--- ARBEITSAUFTRAG 1 ---
In welchem Alter bekam die erzählende Person laut dem Lesetext über das Studieren mit Kind ihr erstes Kind?
--- ARBEITSAUFTRAG 2 ---
Geben Sie an, ob die folgenden Aussagen mit dem Lesetext über das Studieren mit Kind übereinstimmen, und belegen Sie jede Antwort mit den entscheidenden Worten aus dem Lesetext:
(a) Die erzählende Person hat alle drei Kinder während der Unizeit bekommen.
(b) Die erzählende Person hat in Regelstudienzeit studiert.
(c) Die erzählende Person sitzt zum ersten Mal seit zehn Jahren nicht mehr in einem Hörsaal.
--- ARBEITSAUFTRAG 3 ---
Führen Sie den Lesetext über das Studieren mit Kind im Anschluss an seinen letzten Satz weiter.

--- LESETEXT ---

„Eltern, wo seid ihr nur?“, fragt Alu vom Blog Grossekoepfe, denn sie fühlt sich einsam beim #studierenmitKind. „Hier!“, möchte ich ihr zurufen, bis vor kurzem war ich eine von euch. Und ich war es gern! Denn ich fand und finde, die Kinder im Studium zu bekommen, war eine famose Idee. Ich hatte aber auch Glück — und eine Uni, die clevere Entscheidungen getroffen hat.
Du wünschst dir mehr Eltern auf den Bänken in den Hörsälen, um gemeinsam zu kämpfen. Ich würde sofort meine Ärmel hochkrämpeln und dir zur Seite springen, liebe Alu. Nur gerade sitze ich zum ersten Mal seit 13 Jahren nicht mehr auf einer Bank in Hörsälen oder Seminarräumen. Würde es dir und anderen Eltern helfen, wenn ich erzähle, was mir geholfen hat?
Ich bin froh, dass ich mein Studium abgeschlossen habe. Lange hatte ich gehadert. Meine Kommilitonen waren nach und nach an mir vorbeigezogen. Zurück an der Uni kam ich mir vor wie ein Fossil. Irgendwann habe ich mir ganz bewusst die Frage gestellt, wie das jetzt weitergehen soll. Und als ich die bewusste Entscheidung fürs Weiterstudieren getroffen habe, zog ich es auch durch. Ich weiß, manche Tage oder Wochen sind einfach kacke. Manche Profs sind ätzend. Und trotzdem: Liebe Eltern an den Unis, haltet durch! Es wird besser. Vor allem aber habt ihr euren Kommilitonen einiges voraus. Wenn sie sich nach ihrem Abschluss das Hirn darüber zermartern, wann den nun der richtige Zeitpunkt fürs Kinderkriegen ist, könnt ihr euch zurücklehnen; euer Kind geht jetzt vermutlich längst in Kita oder Schule und ihr erobert euch eure Freiheiten zurück.
Ich habe alle drei Kinder in meiner Unizeit bekommen. Das war nicht immer nur einfach. Und trotzdem würde ich am liebsten schreien: „Bekommt die Kinder noch im Studium, das ist großartig!“ Zum ersten Mal wurde ich mit 23 Mutter, dann mit 27 und dann noch mal mit 31. Was sich hieraus schon einmal ableiten lässt: Ich habe nicht in Regelstudienzeit studiert. Gerissen habe ich sie im Grunde aber auch nur um ein Semester (mehr dazu bei Punkt 5).

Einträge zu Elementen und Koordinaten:
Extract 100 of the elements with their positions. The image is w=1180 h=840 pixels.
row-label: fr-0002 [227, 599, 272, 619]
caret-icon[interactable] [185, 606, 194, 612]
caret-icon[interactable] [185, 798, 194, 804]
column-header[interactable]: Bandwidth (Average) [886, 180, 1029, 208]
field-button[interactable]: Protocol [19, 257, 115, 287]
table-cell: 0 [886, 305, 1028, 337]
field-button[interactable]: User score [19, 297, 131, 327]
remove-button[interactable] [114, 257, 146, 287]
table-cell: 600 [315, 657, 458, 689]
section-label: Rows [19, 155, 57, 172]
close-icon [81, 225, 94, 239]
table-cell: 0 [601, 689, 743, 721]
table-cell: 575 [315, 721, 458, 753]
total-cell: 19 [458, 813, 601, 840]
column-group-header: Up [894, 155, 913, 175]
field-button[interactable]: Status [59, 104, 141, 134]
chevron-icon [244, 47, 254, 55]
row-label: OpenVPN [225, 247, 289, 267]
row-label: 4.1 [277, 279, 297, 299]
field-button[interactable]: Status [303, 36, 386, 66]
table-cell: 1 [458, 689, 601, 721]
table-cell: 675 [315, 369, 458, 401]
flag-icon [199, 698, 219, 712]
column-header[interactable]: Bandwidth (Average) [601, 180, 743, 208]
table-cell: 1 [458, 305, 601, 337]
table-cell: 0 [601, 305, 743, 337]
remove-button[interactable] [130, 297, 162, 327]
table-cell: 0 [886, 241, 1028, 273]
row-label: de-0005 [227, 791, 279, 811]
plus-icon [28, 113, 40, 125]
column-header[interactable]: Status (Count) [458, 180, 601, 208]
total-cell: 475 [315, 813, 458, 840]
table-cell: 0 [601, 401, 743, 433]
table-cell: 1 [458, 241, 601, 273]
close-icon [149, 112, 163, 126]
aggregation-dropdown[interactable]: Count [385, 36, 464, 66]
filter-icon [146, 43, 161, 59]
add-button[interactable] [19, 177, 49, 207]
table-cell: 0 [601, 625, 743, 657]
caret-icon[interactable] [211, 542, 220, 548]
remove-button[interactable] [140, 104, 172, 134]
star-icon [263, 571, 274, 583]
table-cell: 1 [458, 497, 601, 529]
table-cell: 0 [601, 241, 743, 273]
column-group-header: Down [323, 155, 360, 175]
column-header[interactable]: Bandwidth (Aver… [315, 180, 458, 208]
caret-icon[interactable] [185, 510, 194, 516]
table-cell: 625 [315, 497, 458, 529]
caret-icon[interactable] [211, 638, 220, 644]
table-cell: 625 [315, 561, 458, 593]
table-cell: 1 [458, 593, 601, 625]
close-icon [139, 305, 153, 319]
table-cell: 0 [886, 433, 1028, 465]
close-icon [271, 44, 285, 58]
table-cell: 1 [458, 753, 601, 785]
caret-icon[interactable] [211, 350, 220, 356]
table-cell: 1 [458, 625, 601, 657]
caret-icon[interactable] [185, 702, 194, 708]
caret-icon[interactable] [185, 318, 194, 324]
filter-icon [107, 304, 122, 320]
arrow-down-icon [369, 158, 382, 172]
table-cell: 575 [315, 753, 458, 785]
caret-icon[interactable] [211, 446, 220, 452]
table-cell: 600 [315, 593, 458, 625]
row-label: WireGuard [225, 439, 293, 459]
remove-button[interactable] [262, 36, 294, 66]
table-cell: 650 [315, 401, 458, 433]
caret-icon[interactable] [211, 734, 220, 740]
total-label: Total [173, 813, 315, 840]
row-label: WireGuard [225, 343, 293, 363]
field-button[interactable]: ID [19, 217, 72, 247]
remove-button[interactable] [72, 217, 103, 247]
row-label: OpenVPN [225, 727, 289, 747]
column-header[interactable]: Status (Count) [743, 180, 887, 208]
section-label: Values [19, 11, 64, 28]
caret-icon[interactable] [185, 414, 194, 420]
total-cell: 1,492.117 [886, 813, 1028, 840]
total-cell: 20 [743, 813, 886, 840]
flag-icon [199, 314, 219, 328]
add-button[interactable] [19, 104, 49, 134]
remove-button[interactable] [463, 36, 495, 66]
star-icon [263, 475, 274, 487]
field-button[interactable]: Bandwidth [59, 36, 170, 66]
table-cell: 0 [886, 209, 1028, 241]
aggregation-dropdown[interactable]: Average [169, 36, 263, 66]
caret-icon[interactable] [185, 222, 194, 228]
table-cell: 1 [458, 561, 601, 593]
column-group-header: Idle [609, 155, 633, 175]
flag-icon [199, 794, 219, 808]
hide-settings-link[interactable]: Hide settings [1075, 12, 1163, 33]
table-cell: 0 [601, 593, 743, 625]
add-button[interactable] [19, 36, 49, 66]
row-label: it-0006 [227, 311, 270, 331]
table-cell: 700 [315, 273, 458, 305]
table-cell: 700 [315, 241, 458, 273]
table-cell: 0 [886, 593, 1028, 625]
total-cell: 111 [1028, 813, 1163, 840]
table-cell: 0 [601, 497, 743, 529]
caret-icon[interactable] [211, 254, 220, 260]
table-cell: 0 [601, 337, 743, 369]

--- LÖSUNG 1 ---
Mit 23 Jahren.

--- LÖSUNG 2 ---
(a) Ja: „Ich habe alle drei Kinder in meiner Unizeit bekommen.“
(b) Nein: „Ich habe nicht in Regelstudienzeit studiert.“
(c) Nein: „Nur gerade sitze ich zum ersten Mal seit 13 Jahren nicht mehr auf einer Bank in Hörsälen oder Seminarräumen.“

--- LÖSUNG 3 ---
Ich habe den ganzen Morgen darüber nachgedacht, was mir tatsächlich dabei geholfen hat, Uni, Job und Familie zu wuppen. Das waren natürlich unterschiedliche Faktoren, persönliche, aber auch strategische von Seiten der Uni:
1. Der Zeitpunkt war günstig.
Ich hab Journalistik und Psychologie studiert — noch auf Diplom. Der Studiengang war so aufgebaut, dass zwischen Grund- und Hauptstudium das Volontariat lag, unsere journalistische Ausbildung quasi. Das hatte ich schon hinter mir, als ich schwanger wurde. Ebenso ein längeres Pflichtpraktikum in einer anderen Stadt.
2. Ich konnte Träume ziehen lassen.
Ich wollte gerade das Thema Auslandssemester angehen, als ich den positiven Schwangerschaftstest in den Händen hielt. Ja, ich hätte auch schwanger das Erasmus-Semester machen können. Aber im Ernst: Wer bitte macht Erasmus, um nüchtern tatsächlich jede Vorlesung zu besuchen und abends müde ins Bett zu fallen?! Das Auslandssemester habe ich mir also geknickt. Das fand ich schade und manchmal finde ich das auch heute noch schade, aber ich kann damit leben. Ein Personaler wird das vielleicht als Makel in meiner Vita werten, aber ich verstehe nicht, warum ein Erasmus-Semester tatsächlich fordernder und sinnstiftender sein sollte, als ein Kind zu bekommen?! Außerdem: Wer weiß, wohin einen das Leben noch so treibt. Das Ausland läuft ja nicht weg.
3. Andere Träume habe ich trotzdem verwirklicht.
Die Elternzeit wollte ich unbedingt sinnvoll verbringen. Also sind wir kurzerhand für ein Praktikum mit Sack und Pack nach Hamburg gezogen. Wir haben unsere Wohnung aufgegeben, unsere Möbel untergestellt und uns in Hamburg eine kleine, möblierte Wohnung gemietet und das Kinderbett mitgebracht. Die zweite Elternzeit waren wir in Stockholm, da habe ich auf den Spielplätzen an meiner Studienarbeit geschrieben. Aber klar, ich habe nicht noch vier weitere unbezahlte Praktika in irgendwelchen Redaktionen absolviert. Schlimm finde ich das nicht gerade.
4. Ich war eine von wenigen.
Es gibt wenige Mütter auf dem Campus. Und Journalistinnen bekommen besonders selten Kinder. Grundsätzlich finde ich das natürlich total schade. Ich hätte mir auch gerne mehr Austausch und mehr Solidarität untereinander gewünscht. Anders als bei dir, Alu, hatte es für mich auch den Vorteil, dass ich als Exotin immer irgendwie eine Sonderrolle hatte. Die Leute auf dem Campus waren immer besonders nett, der Prof hat die Sprechstunde besonders schnell durchgezogen, wenn meine Tochter auf dem Flur spielte, und in manche Kurse wurde ich noch an der Warteliste vorbei geschleust, weil das sonst mit der Kinderbetreuung nicht hingehauen hätte. „Familienfreundlich“ war mehr als nur ein Buzzword an meiner Uni.
5. Ich hatte Zeit.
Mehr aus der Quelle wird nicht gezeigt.